[Recorded data]
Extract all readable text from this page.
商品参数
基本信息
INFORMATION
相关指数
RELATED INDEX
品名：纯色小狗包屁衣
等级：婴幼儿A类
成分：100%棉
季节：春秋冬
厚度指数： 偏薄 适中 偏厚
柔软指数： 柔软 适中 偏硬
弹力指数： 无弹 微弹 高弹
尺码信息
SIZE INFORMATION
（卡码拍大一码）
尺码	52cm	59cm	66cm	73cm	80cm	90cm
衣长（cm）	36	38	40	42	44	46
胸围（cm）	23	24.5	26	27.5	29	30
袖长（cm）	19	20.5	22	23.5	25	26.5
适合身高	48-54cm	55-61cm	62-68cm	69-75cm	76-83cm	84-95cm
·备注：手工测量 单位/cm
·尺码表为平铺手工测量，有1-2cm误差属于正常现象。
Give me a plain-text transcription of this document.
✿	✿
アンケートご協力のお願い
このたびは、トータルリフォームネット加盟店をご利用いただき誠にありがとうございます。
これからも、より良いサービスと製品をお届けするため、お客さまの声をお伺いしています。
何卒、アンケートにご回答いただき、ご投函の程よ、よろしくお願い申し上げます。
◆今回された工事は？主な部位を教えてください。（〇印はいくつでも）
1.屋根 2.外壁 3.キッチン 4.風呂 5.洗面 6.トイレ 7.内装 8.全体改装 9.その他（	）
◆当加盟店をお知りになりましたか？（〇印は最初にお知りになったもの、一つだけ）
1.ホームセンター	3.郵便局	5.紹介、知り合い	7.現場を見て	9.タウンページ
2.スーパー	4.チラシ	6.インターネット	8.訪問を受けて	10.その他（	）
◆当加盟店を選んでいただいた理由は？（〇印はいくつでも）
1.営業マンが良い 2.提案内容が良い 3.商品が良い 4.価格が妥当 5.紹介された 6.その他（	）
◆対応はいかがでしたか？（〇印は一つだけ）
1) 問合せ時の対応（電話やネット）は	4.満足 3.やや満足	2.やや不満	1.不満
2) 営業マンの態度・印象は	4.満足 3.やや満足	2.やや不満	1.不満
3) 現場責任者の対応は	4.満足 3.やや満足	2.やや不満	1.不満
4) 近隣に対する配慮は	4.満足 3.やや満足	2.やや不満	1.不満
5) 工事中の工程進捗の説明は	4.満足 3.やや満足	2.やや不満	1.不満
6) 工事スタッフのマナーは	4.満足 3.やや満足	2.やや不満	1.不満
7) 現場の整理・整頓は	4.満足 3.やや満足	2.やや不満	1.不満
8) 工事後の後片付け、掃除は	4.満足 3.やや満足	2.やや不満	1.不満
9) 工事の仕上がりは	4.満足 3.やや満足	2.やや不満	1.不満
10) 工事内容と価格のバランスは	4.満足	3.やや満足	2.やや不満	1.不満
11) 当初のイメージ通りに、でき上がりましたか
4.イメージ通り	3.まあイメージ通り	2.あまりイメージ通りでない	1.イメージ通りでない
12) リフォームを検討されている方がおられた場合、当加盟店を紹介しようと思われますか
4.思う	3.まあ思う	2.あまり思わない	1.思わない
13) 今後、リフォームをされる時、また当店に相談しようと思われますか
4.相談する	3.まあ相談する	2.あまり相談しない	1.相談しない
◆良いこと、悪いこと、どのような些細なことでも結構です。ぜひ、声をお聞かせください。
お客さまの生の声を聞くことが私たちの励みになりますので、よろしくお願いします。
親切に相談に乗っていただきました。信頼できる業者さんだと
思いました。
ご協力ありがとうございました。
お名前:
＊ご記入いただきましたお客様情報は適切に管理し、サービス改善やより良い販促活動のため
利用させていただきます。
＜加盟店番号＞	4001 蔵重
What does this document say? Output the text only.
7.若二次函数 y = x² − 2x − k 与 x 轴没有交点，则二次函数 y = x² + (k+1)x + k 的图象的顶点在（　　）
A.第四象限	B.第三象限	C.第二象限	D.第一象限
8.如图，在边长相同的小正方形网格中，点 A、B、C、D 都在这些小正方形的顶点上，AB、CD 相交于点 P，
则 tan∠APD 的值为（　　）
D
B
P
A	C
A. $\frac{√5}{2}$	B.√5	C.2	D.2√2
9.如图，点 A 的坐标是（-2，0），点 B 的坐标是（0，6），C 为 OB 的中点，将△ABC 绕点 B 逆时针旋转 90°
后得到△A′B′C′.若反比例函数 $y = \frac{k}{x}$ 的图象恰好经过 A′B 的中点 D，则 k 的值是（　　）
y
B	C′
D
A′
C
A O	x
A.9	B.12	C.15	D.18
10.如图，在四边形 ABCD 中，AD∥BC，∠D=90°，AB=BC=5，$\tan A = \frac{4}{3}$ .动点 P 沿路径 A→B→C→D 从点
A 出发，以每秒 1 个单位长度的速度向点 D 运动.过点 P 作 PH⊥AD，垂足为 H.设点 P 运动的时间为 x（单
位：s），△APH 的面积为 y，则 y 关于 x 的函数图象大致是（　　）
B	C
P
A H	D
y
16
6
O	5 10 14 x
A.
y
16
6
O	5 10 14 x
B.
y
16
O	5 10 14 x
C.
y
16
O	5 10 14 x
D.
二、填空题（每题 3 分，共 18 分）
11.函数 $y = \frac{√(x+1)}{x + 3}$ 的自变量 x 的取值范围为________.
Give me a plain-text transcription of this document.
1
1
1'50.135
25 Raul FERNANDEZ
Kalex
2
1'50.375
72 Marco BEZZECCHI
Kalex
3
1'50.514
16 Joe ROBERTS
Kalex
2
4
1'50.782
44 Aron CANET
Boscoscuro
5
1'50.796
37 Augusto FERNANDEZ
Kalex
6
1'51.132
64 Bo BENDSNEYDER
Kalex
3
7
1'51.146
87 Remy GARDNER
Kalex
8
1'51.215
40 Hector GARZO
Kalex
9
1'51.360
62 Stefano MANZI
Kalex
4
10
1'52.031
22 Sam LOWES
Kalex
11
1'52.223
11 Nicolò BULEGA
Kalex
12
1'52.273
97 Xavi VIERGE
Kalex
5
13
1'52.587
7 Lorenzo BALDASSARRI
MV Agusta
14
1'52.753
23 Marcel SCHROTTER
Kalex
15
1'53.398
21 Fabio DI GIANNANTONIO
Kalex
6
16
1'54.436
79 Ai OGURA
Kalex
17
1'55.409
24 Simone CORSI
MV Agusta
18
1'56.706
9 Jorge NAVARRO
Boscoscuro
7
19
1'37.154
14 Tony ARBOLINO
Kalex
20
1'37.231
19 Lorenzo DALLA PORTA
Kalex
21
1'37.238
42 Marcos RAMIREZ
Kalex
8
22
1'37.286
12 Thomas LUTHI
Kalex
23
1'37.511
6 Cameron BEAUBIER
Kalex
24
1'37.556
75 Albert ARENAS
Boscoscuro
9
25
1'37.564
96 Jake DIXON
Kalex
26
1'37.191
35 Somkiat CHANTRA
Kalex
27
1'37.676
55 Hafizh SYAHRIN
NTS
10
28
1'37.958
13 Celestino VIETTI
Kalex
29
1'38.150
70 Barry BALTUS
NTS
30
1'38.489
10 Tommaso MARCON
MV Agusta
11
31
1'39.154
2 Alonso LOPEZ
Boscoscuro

**Work required:** Every record should be repeated exactly; please leave none out.

**Answer:**
Extract all readable text from this page.
商品参数
基本信息
INFORMATION
相关指数
RELATED INDEX
品名：纯色小狗包屁衣
等级：婴幼儿A类
成分：100%棉
季节：春秋冬
厚度指数： 偏薄 适中 偏厚
柔软指数： 柔软 适中 偏硬
弹力指数： 无弹 微弹 高弹
尺码信息
SIZE INFORMATION
（卡码拍大一码）
尺码	52cm	59cm	66cm	73cm	80cm	90cm
衣长（cm）	36	38	40	42	44	46
胸围（cm）	23	24.5	26	27.5	29	30
袖长（cm）	19	20.5	22	23.5	25	26.5
适合身高	48-54cm	55-61cm	62-68cm	69-75cm	76-83cm	84-95cm
·备注：手工测量 单位/cm
·尺码表为平铺手工测量，有1-2cm误差属于正常现象。
Give me a plain-text transcription of this document.
✿	✿
アンケートご協力のお願い
このたびは、トータルリフォームネット加盟店をご利用いただき誠にありがとうございます。
これからも、より良いサービスと製品をお届けするため、お客さまの声をお伺いしています。
何卒、アンケートにご回答いただき、ご投函の程よ、よろしくお願い申し上げます。
◆今回された工事は？主な部位を教えてください。（〇印はいくつでも）
1.屋根 2.外壁 3.キッチン 4.風呂 5.洗面 6.トイレ 7.内装 8.全体改装 9.その他（	）
◆当加盟店をお知りになりましたか？（〇印は最初にお知りになったもの、一つだけ）
1.ホームセンター	3.郵便局	5.紹介、知り合い	7.現場を見て	9.タウンページ
2.スーパー	4.チラシ	6.インターネット	8.訪問を受けて	10.その他（	）
◆当加盟店を選んでいただいた理由は？（〇印はいくつでも）
1.営業マンが良い 2.提案内容が良い 3.商品が良い 4.価格が妥当 5.紹介された 6.その他（	）
◆対応はいかがでしたか？（〇印は一つだけ）
1) 問合せ時の対応（電話やネット）は	4.満足 3.やや満足	2.やや不満	1.不満
2) 営業マンの態度・印象は	4.満足 3.やや満足	2.やや不満	1.不満
3) 現場責任者の対応は	4.満足 3.やや満足	2.やや不満	1.不満
4) 近隣に対する配慮は	4.満足 3.やや満足	2.やや不満	1.不満
5) 工事中の工程進捗の説明は	4.満足 3.やや満足	2.やや不満	1.不満
6) 工事スタッフのマナーは	4.満足 3.やや満足	2.やや不満	1.不満
7) 現場の整理・整頓は	4.満足 3.やや満足	2.やや不満	1.不満
8) 工事後の後片付け、掃除は	4.満足 3.やや満足	2.やや不満	1.不満
9) 工事の仕上がりは	4.満足 3.やや満足	2.やや不満	1.不満
10) 工事内容と価格のバランスは	4.満足	3.やや満足	2.やや不満	1.不満
11) 当初のイメージ通りに、でき上がりましたか
4.イメージ通り	3.まあイメージ通り	2.あまりイメージ通りでない	1.イメージ通りでない
12) リフォームを検討されている方がおられた場合、当加盟店を紹介しようと思われますか
4.思う	3.まあ思う	2.あまり思わない	1.思わない
13) 今後、リフォームをされる時、また当店に相談しようと思われますか
4.相談する	3.まあ相談する	2.あまり相談しない	1.相談しない
◆良いこと、悪いこと、どのような些細なことでも結構です。ぜひ、声をお聞かせください。
お客さまの生の声を聞くことが私たちの励みになりますので、よろしくお願いします。
親切に相談に乗っていただきました。信頼できる業者さんだと
思いました。
ご協力ありがとうございました。
お名前:
＊ご記入いただきましたお客様情報は適切に管理し、サービス改善やより良い販促活動のため
利用させていただきます。
＜加盟店番号＞	4001 蔵重
What does this document say? Output the text only.
7.若二次函数 y = x² − 2x − k 与 x 轴没有交点，则二次函数 y = x² + (k+1)x + k 的图象的顶点在（　　）
A.第四象限	B.第三象限	C.第二象限	D.第一象限
8.如图，在边长相同的小正方形网格中，点 A、B、C、D 都在这些小正方形的顶点上，AB、CD 相交于点 P，
则 tan∠APD 的值为（　　）
D
B
P
A	C
A. $\frac{√5}{2}$	B.√5	C.2	D.2√2
9.如图，点 A 的坐标是（-2，0），点 B 的坐标是（0，6），C 为 OB 的中点，将△ABC 绕点 B 逆时针旋转 90°
后得到△A′B′C′.若反比例函数 $y = \frac{k}{x}$ 的图象恰好经过 A′B 的中点 D，则 k 的值是（　　）
y
B	C′
D
A′
C
A O	x
A.9	B.12	C.15	D.18
10.如图，在四边形 ABCD 中，AD∥BC，∠D=90°，AB=BC=5，$\tan A = \frac{4}{3}$ .动点 P 沿路径 A→B→C→D 从点
A 出发，以每秒 1 个单位长度的速度向点 D 运动.过点 P 作 PH⊥AD，垂足为 H.设点 P 运动的时间为 x（单
位：s），△APH 的面积为 y，则 y 关于 x 的函数图象大致是（　　）
B	C
P
A H	D
y
16
6
O	5 10 14 x
A.
y
16
6
O	5 10 14 x
B.
y
16
O	5 10 14 x
C.
y
16
O	5 10 14 x
D.
二、填空题（每题 3 分，共 18 分）
11.函数 $y = \frac{√(x+1)}{x + 3}$ 的自变量 x 的取值范围为________.
Give me a plain-text transcription of this document.
1
1
1'50.135
25 Raul FERNANDEZ
Kalex
2
1'50.375
72 Marco BEZZECCHI
Kalex
3
1'50.514
16 Joe ROBERTS
Kalex
2
4
1'50.782
44 Aron CANET
Boscoscuro
5
1'50.796
37 Augusto FERNANDEZ
Kalex
6
1'51.132
64 Bo BENDSNEYDER
Kalex
3
7
1'51.146
87 Remy GARDNER
Kalex
8
1'51.215
40 Hector GARZO
Kalex
9
1'51.360
62 Stefano MANZI
Kalex
4
10
1'52.031
22 Sam LOWES
Kalex
11
1'52.223
11 Nicolò BULEGA
Kalex
12
1'52.273
97 Xavi VIERGE
Kalex
5
13
1'52.587
7 Lorenzo BALDASSARRI
MV Agusta
14
1'52.753
23 Marcel SCHROTTER
Kalex
15
1'53.398
21 Fabio DI GIANNANTONIO
Kalex
6
16
1'54.436
79 Ai OGURA
Kalex
17
1'55.409
24 Simone CORSI
MV Agusta
18
1'56.706
9 Jorge NAVARRO
Boscoscuro
7
19
1'37.154
14 Tony ARBOLINO
Kalex
20
1'37.231
19 Lorenzo DALLA PORTA
Kalex
21
1'37.238
42 Marcos RAMIREZ
Kalex
8
22
1'37.286
12 Thomas LUTHI
Kalex
23
1'37.511
6 Cameron BEAUBIER
Kalex
24
1'37.556
75 Albert ARENAS
Boscoscuro
9
25
1'37.564
96 Jake DIXON
Kalex
26
1'37.191
35 Somkiat CHANTRA
Kalex
27
1'37.676
55 Hafizh SYAHRIN
NTS
10
28
1'37.958
13 Celestino VIETTI
Kalex
29
1'38.150
70 Barry BALTUS
NTS
30
1'38.489
10 Tommaso MARCON
MV Agusta
11
31
1'39.154
2 Alonso LOPEZ
Boscoscuro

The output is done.